● **TASK PROMPT**
Say the number of lines containing the string "JSON", and say nothing else.
** Begin DATASET EXTRACT **
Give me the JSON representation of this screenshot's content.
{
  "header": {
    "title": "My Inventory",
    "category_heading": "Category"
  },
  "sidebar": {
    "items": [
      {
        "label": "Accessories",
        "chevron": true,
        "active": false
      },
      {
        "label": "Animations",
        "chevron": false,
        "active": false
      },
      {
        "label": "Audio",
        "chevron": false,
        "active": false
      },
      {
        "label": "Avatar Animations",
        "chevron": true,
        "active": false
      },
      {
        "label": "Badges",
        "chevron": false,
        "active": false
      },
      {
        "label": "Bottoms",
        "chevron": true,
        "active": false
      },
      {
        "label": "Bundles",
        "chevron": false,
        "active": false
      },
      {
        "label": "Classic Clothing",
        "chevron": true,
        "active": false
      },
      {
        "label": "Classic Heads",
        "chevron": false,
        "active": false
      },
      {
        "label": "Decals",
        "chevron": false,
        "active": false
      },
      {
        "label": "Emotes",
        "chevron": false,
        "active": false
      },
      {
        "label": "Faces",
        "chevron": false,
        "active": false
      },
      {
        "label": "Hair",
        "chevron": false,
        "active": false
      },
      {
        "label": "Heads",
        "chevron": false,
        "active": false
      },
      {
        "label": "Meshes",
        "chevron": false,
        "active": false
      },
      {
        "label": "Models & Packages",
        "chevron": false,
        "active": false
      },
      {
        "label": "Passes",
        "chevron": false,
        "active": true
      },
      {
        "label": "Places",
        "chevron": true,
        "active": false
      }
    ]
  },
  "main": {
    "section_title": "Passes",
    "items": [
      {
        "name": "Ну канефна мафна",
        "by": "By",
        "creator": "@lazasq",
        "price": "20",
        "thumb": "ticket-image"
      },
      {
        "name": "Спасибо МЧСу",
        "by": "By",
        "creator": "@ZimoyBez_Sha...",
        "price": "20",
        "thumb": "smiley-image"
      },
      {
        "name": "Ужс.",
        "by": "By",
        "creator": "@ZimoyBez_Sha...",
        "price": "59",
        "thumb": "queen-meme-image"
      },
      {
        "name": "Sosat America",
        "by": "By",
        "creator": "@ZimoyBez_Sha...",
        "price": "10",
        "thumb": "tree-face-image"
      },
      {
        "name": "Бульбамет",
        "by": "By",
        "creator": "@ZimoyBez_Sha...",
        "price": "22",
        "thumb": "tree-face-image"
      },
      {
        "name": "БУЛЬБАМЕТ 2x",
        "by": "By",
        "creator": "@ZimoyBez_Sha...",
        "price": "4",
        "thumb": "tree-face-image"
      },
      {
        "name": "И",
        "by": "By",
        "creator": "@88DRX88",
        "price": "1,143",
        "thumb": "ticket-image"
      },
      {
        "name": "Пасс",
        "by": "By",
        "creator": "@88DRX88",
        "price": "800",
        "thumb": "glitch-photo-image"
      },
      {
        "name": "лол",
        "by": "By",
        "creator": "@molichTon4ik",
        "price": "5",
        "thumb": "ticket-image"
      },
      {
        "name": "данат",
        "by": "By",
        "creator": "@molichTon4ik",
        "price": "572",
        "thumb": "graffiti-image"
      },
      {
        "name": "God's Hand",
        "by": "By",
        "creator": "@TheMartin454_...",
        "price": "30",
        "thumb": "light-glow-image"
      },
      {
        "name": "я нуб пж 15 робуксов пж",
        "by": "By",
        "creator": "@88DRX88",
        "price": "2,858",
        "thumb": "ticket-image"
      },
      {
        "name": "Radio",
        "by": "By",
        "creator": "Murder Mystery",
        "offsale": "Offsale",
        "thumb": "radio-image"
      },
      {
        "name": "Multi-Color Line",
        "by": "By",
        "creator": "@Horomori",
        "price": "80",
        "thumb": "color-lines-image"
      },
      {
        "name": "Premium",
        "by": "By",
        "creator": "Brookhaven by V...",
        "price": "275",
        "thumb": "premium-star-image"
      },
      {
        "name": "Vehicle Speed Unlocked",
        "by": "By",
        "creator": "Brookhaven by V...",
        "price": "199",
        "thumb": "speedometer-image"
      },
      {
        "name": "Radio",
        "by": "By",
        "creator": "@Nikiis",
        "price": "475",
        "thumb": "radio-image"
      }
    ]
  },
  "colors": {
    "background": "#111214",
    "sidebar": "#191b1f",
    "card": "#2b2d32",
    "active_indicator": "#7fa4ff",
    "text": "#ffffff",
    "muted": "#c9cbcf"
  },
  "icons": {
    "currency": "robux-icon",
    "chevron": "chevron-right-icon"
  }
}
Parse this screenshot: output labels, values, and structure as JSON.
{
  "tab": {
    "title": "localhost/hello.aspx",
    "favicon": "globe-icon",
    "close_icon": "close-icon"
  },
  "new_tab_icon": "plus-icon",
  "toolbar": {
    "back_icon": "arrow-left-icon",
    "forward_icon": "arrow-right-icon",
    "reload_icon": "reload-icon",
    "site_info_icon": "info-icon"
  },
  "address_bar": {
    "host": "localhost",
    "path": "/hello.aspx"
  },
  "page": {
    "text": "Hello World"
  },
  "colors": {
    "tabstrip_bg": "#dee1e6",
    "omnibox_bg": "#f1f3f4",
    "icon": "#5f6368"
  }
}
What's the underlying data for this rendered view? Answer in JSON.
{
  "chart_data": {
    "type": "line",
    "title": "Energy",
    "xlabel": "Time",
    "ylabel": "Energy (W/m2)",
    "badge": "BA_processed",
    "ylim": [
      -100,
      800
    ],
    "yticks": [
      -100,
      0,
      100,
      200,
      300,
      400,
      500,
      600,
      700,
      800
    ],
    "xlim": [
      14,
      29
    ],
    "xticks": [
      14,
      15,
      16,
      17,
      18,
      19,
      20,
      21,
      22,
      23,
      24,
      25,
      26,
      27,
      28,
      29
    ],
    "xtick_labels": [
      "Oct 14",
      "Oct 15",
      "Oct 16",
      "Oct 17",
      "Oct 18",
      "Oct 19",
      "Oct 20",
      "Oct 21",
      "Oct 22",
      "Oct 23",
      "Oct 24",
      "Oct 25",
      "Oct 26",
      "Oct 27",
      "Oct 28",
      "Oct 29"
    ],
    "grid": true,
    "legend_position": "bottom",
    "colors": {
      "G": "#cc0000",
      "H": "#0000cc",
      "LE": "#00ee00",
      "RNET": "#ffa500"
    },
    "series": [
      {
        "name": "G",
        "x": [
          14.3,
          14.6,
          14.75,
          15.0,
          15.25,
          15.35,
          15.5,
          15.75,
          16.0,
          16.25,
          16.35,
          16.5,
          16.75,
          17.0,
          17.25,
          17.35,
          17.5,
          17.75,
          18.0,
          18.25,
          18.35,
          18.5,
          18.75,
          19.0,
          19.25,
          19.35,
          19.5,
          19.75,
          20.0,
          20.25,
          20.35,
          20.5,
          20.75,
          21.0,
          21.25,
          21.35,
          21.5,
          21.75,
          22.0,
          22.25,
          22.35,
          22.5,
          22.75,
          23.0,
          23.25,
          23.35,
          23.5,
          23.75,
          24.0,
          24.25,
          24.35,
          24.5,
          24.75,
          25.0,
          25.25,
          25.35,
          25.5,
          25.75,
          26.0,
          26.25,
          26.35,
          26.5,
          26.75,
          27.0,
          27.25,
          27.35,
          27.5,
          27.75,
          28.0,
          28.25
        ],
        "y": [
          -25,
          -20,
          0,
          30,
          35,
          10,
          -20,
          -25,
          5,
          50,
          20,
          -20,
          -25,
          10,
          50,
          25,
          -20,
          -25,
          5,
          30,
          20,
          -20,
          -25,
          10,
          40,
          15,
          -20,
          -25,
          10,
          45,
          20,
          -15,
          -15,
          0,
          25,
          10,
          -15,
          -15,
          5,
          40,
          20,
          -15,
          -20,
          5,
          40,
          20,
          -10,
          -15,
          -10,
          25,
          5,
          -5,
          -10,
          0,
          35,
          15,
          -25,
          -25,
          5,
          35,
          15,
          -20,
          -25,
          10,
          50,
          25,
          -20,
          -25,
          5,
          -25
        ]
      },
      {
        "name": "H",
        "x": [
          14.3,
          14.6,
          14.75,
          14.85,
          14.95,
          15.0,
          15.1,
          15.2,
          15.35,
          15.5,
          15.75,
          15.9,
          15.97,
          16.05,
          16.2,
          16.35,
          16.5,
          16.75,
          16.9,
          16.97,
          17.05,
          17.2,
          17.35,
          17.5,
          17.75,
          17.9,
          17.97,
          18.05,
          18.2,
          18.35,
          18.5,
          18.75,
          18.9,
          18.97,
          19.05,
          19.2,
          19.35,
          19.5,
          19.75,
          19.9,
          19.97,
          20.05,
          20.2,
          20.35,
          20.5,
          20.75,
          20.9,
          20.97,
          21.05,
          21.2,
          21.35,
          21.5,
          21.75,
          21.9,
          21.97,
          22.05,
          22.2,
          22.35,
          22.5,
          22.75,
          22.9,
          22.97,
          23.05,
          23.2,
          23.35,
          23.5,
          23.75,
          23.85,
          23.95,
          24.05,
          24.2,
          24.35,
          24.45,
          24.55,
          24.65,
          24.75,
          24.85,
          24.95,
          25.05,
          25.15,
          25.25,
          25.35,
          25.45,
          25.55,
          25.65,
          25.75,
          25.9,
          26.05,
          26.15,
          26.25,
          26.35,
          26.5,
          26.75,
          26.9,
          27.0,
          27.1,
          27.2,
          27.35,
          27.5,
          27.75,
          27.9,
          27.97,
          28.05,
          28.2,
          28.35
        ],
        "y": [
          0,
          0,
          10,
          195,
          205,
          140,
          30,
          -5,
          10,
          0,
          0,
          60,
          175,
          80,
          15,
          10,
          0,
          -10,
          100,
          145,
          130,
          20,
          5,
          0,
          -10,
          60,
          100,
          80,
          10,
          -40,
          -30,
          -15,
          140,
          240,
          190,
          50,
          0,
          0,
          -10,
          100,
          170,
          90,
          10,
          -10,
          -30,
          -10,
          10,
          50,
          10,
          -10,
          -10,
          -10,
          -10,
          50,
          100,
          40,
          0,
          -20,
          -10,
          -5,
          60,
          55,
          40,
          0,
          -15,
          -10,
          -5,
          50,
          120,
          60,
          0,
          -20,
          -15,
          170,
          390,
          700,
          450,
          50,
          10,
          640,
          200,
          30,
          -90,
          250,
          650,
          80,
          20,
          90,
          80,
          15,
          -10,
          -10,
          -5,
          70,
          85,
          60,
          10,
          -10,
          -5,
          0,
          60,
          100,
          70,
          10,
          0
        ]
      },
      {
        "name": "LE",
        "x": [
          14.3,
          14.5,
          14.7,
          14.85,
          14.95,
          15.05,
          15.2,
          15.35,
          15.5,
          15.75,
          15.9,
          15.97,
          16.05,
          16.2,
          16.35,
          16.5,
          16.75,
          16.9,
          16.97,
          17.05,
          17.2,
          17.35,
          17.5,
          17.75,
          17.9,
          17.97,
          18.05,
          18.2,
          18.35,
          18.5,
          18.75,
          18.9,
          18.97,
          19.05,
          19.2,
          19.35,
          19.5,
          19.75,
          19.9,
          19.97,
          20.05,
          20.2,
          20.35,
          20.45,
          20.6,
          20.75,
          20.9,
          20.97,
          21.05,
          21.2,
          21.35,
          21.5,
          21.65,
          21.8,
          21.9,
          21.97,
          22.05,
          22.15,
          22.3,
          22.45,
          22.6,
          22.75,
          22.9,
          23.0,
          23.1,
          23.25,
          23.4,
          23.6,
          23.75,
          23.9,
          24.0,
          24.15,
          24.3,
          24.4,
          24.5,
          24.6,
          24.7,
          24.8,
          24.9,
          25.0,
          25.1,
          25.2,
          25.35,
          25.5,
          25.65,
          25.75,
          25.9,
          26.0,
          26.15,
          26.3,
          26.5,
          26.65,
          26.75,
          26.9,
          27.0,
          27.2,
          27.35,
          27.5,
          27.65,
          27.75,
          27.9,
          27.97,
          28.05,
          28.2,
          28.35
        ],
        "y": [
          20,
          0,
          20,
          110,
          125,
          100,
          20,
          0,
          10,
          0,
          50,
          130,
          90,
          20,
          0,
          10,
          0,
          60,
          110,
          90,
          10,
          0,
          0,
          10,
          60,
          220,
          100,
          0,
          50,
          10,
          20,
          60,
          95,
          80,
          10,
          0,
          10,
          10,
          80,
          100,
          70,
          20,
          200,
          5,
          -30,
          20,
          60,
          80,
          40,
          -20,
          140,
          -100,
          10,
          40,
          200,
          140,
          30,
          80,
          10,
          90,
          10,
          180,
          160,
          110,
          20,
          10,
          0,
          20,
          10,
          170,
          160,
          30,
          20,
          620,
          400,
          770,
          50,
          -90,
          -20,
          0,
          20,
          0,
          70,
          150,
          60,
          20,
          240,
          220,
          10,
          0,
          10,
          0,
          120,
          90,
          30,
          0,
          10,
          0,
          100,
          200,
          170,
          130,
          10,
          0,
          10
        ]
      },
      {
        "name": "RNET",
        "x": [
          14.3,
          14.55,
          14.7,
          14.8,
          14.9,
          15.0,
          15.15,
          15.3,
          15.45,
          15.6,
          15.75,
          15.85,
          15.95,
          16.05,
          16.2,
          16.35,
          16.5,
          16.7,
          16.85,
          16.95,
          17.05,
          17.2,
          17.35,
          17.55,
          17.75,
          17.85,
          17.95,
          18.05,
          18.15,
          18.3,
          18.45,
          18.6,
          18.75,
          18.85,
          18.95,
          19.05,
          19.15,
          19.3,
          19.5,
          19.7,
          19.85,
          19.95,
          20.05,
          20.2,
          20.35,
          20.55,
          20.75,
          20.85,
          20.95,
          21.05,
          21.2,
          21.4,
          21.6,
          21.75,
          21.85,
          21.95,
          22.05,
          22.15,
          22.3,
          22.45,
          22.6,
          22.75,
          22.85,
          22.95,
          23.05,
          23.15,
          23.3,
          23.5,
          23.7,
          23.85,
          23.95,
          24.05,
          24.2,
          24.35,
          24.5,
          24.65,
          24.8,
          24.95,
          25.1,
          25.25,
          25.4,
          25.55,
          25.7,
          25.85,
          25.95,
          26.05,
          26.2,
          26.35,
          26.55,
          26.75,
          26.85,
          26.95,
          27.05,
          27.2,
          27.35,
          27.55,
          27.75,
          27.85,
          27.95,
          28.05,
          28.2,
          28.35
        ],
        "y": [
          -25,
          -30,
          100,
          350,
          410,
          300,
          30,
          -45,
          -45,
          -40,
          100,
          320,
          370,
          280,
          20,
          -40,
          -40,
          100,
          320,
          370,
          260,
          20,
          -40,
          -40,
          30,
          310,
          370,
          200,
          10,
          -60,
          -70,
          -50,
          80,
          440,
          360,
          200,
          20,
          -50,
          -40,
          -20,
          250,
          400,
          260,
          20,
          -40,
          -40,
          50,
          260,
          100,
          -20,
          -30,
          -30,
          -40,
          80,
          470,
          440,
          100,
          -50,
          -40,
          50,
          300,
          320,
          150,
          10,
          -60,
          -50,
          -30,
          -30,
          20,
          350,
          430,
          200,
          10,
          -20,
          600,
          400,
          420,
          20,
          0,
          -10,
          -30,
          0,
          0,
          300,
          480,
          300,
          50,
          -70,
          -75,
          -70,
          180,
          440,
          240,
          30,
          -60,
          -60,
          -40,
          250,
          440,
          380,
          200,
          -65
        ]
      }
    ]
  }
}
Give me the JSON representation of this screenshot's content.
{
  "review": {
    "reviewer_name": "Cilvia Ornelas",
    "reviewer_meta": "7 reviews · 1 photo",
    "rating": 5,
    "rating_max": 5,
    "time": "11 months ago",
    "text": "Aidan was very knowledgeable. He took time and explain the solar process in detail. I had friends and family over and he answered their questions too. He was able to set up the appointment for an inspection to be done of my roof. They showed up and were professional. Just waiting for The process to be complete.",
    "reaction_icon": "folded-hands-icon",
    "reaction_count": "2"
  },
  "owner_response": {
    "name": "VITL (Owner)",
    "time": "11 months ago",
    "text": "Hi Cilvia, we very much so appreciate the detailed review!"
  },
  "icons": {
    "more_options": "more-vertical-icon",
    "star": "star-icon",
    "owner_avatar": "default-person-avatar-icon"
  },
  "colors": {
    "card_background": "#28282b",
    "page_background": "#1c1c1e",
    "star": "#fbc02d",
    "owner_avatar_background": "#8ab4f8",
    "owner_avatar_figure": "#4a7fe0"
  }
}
** End DATASET EXTRACT **
● **WRITTEN RESPONSE**
4